Challenge: Look for "препаратов" in the listing below. Gather each line that contains it.

Entries from a dataset
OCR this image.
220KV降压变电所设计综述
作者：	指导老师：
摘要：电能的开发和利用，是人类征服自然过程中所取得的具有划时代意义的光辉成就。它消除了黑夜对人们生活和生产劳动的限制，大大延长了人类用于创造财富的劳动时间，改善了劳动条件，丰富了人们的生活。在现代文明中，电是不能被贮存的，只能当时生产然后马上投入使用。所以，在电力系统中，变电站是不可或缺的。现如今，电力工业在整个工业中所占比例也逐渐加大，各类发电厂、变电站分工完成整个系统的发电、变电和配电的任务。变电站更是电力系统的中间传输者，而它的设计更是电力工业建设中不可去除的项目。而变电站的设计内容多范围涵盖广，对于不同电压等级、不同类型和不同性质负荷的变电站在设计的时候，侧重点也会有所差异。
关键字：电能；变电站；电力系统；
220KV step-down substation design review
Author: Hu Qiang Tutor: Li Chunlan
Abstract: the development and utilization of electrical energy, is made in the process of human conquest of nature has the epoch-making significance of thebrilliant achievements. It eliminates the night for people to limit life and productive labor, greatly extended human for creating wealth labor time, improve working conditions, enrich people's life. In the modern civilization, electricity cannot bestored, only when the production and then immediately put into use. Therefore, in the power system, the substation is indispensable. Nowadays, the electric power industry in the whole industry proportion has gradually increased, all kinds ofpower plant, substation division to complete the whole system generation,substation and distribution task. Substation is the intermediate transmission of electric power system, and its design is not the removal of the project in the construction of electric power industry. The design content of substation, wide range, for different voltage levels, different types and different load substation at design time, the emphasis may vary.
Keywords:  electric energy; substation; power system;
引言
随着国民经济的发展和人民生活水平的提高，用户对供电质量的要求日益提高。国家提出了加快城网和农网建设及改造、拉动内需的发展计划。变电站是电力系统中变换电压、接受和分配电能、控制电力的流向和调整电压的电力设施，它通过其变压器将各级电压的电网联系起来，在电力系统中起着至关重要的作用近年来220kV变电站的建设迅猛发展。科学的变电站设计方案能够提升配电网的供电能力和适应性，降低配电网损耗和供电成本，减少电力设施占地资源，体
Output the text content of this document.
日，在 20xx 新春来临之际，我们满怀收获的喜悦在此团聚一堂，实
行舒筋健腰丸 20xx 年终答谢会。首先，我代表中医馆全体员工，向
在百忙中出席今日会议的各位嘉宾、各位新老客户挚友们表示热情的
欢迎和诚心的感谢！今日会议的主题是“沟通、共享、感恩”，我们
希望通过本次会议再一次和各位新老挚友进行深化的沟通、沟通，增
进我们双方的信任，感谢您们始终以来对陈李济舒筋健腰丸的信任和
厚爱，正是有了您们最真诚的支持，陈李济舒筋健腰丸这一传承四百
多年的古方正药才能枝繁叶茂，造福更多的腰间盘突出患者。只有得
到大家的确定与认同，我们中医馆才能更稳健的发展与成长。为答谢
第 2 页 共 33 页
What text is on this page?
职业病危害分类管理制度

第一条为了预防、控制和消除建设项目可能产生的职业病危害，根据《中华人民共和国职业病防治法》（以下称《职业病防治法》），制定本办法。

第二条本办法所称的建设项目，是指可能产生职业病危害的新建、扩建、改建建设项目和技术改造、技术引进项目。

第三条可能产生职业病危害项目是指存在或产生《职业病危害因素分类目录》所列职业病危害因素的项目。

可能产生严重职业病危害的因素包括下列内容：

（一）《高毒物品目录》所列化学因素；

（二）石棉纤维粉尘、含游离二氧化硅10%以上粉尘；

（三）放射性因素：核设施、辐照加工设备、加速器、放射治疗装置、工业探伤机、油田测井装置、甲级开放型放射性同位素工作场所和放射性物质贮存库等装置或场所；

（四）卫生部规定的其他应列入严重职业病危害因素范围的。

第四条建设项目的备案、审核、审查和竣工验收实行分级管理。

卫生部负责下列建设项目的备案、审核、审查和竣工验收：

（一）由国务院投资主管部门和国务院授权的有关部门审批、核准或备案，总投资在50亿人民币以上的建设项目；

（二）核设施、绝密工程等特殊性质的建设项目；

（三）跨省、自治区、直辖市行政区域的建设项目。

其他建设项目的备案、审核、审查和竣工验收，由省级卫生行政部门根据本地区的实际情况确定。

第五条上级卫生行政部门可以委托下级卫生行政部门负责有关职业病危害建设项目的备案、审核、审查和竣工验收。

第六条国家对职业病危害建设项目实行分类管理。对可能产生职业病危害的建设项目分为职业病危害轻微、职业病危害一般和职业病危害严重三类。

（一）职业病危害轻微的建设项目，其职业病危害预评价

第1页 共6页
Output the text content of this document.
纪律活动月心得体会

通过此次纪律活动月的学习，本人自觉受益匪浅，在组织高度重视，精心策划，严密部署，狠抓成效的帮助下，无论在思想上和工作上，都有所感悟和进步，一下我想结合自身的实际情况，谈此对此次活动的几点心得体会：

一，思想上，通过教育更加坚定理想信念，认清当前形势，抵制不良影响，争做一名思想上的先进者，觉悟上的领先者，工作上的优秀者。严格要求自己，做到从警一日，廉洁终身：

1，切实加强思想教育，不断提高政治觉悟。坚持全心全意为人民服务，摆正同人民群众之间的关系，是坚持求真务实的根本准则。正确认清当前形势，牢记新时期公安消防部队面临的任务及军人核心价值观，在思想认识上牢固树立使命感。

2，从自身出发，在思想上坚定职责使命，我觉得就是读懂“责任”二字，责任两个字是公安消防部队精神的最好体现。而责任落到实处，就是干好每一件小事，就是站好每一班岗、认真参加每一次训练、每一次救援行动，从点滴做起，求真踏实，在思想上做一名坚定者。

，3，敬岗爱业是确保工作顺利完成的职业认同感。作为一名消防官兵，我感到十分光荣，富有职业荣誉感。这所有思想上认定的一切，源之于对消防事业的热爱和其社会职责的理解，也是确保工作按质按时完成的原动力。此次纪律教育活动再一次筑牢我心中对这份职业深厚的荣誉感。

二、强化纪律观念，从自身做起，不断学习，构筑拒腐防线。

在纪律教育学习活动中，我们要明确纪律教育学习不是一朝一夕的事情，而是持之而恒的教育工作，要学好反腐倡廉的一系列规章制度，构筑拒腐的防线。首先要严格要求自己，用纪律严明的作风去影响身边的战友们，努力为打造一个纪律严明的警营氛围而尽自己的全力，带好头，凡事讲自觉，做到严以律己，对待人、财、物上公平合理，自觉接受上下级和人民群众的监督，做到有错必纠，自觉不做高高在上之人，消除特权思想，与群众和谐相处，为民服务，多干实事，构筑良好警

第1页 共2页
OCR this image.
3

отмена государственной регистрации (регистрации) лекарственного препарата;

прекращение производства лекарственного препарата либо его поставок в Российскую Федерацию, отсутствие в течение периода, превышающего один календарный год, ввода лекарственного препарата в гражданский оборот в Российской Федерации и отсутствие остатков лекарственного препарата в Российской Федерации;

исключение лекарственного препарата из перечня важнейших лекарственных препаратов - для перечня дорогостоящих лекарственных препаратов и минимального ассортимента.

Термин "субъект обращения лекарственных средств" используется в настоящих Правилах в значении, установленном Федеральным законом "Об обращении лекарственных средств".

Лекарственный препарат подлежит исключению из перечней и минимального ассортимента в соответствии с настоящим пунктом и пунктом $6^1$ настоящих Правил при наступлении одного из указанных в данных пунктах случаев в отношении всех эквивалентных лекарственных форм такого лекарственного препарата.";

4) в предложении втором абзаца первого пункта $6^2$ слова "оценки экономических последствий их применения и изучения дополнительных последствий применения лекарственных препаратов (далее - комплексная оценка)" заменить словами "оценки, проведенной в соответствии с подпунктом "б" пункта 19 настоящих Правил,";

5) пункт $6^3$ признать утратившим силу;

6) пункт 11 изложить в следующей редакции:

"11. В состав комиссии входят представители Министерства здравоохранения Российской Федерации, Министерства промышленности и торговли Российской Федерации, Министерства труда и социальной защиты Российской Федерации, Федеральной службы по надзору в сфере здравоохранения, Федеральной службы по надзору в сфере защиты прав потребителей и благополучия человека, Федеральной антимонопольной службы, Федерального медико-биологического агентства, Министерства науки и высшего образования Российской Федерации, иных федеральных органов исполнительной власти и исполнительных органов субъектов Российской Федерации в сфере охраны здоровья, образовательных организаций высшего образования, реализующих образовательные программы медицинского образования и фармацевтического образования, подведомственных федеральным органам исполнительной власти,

Output for this exercise:
исключение лекарственного препарата из перечня важнейших лекарственных препаратов - для перечня дорогостоящих лекарственных препаратов и минимального ассортимента.
4) в предложении втором абзаца первого пункта $6^2$ слова "оценки экономических последствий их применения и изучения дополнительных последствий применения лекарственных препаратов (далее - комплексная оценка)" заменить словами "оценки, проведенной в соответствии с подпунктом "б" пункта 19 настоящих Правил,";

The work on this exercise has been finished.